* TASK REQUIREMENTS
Retype the full set of records. Keep every character identical.

---------- RECORDS FOR PROCESSING

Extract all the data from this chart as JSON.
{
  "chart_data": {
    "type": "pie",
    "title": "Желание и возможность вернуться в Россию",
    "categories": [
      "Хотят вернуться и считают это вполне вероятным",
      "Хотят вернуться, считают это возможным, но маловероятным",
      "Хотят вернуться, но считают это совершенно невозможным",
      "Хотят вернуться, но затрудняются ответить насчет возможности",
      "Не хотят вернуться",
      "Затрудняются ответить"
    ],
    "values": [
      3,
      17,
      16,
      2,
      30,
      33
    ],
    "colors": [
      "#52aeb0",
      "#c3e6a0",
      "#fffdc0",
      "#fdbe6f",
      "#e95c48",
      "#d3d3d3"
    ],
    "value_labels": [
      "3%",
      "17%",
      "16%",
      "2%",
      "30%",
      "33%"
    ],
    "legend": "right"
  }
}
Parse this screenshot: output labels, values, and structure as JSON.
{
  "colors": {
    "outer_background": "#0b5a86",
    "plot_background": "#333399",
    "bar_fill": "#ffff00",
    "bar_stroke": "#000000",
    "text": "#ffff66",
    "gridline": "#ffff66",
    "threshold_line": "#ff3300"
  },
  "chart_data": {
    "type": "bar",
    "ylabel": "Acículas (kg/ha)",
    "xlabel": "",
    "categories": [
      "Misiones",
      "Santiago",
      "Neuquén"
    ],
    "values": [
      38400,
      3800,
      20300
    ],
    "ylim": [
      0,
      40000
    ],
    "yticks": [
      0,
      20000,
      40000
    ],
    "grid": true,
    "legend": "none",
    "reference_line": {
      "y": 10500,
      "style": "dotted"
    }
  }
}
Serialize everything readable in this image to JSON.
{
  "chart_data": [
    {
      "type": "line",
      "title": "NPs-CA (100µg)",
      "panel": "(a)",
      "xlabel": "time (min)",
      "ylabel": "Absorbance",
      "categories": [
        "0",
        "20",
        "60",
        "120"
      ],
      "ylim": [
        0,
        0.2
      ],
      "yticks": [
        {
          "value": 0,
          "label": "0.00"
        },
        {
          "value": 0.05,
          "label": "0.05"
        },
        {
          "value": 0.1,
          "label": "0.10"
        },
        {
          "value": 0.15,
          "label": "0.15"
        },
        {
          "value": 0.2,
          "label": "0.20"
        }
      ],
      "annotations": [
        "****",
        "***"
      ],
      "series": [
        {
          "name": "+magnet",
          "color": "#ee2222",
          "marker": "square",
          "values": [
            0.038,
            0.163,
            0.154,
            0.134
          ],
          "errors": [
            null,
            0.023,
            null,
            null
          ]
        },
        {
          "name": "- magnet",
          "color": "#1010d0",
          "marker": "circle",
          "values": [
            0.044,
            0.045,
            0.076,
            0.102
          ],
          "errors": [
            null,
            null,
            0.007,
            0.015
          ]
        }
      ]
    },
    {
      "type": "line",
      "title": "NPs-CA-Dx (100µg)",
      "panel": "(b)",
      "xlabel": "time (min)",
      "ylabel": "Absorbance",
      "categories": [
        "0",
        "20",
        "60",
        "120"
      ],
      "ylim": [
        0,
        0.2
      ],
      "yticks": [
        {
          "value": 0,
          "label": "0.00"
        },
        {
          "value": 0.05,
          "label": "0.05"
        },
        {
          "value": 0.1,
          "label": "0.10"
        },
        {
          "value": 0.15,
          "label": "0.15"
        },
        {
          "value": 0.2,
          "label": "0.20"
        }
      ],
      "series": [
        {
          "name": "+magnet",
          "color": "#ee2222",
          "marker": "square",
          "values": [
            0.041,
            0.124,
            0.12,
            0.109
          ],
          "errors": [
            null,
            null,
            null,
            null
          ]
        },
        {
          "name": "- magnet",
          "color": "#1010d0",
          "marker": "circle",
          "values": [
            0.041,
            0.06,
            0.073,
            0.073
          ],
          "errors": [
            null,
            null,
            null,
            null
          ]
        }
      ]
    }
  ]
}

--------------------

* TASK RESPONSE
Extract all the data from this chart as JSON.
{
  "chart_data": {
    "type": "pie",
    "title": "Желание и возможность вернуться в Россию",
    "categories": [
      "Хотят вернуться и считают это вполне вероятным",
      "Хотят вернуться, считают это возможным, но маловероятным",
      "Хотят вернуться, но считают это совершенно невозможным",
      "Хотят вернуться, но затрудняются ответить насчет возможности",
      "Не хотят вернуться",
      "Затрудняются ответить"
    ],
    "values": [
      3,
      17,
      16,
      2,
      30,
      33
    ],
    "colors": [
      "#52aeb0",
      "#c3e6a0",
      "#fffdc0",
      "#fdbe6f",
      "#e95c48",
      "#d3d3d3"
    ],
    "value_labels": [
      "3%",
      "17%",
      "16%",
      "2%",
      "30%",
      "33%"
    ],
    "legend": "right"
  }
}
Parse this screenshot: output labels, values, and structure as JSON.
{
  "colors": {
    "outer_background": "#0b5a86",
    "plot_background": "#333399",
    "bar_fill": "#ffff00",
    "bar_stroke": "#000000",
    "text": "#ffff66",
    "gridline": "#ffff66",
    "threshold_line": "#ff3300"
  },
  "chart_data": {
    "type": "bar",
    "ylabel": "Acículas (kg/ha)",
    "xlabel": "",
    "categories": [
      "Misiones",
      "Santiago",
      "Neuquén"
    ],
    "values": [
      38400,
      3800,
      20300
    ],
    "ylim": [
      0,
      40000
    ],
    "yticks": [
      0,
      20000,
      40000
    ],
    "grid": true,
    "legend": "none",
    "reference_line": {
      "y": 10500,
      "style": "dotted"
    }
  }
}
Serialize everything readable in this image to JSON.
{
  "chart_data": [
    {
      "type": "line",
      "title": "NPs-CA (100µg)",
      "panel": "(a)",
      "xlabel": "time (min)",
      "ylabel": "Absorbance",
      "categories": [
        "0",
        "20",
        "60",
        "120"
      ],
      "ylim": [
        0,
        0.2
      ],
      "yticks": [
        {
          "value": 0,
          "label": "0.00"
        },
        {
          "value": 0.05,
          "label": "0.05"
        },
        {
          "value": 0.1,
          "label": "0.10"
        },
        {
          "value": 0.15,
          "label": "0.15"
        },
        {
          "value": 0.2,
          "label": "0.20"
        }
      ],
      "annotations": [
        "****",
        "***"
      ],
      "series": [
        {
          "name": "+magnet",
          "color": "#ee2222",
          "marker": "square",
          "values": [
            0.038,
            0.163,
            0.154,
            0.134
          ],
          "errors": [
            null,
            0.023,
            null,
            null
          ]
        },
        {
          "name": "- magnet",
          "color": "#1010d0",
          "marker": "circle",
          "values": [
            0.044,
            0.045,
            0.076,
            0.102
          ],
          "errors": [
            null,
            null,
            0.007,
            0.015
          ]
        }
      ]
    },
    {
      "type": "line",
      "title": "NPs-CA-Dx (100µg)",
      "panel": "(b)",
      "xlabel": "time (min)",
      "ylabel": "Absorbance",
      "categories": [
        "0",
        "20",
        "60",
        "120"
      ],
      "ylim": [
        0,
        0.2
      ],
      "yticks": [
        {
          "value": 0,
          "label": "0.00"
        },
        {
          "value": 0.05,
          "label": "0.05"
        },
        {
          "value": 0.1,
          "label": "0.10"
        },
        {
          "value": 0.15,
          "label": "0.15"
        },
        {
          "value": 0.2,
          "label": "0.20"
        }
      ],
      "series": [
        {
          "name": "+magnet",
          "color": "#ee2222",
          "marker": "square",
          "values": [
            0.041,
            0.124,
            0.12,
            0.109
          ],
          "errors": [
            null,
            null,
            null,
            null
          ]
        },
        {
          "name": "- magnet",
          "color": "#1010d0",
          "marker": "circle",
          "values": [
            0.041,
            0.06,
            0.073,
            0.073
          ],
          "errors": [
            null,
            null,
            null,
            null
          ]
        }
      ]
    }
  ]
}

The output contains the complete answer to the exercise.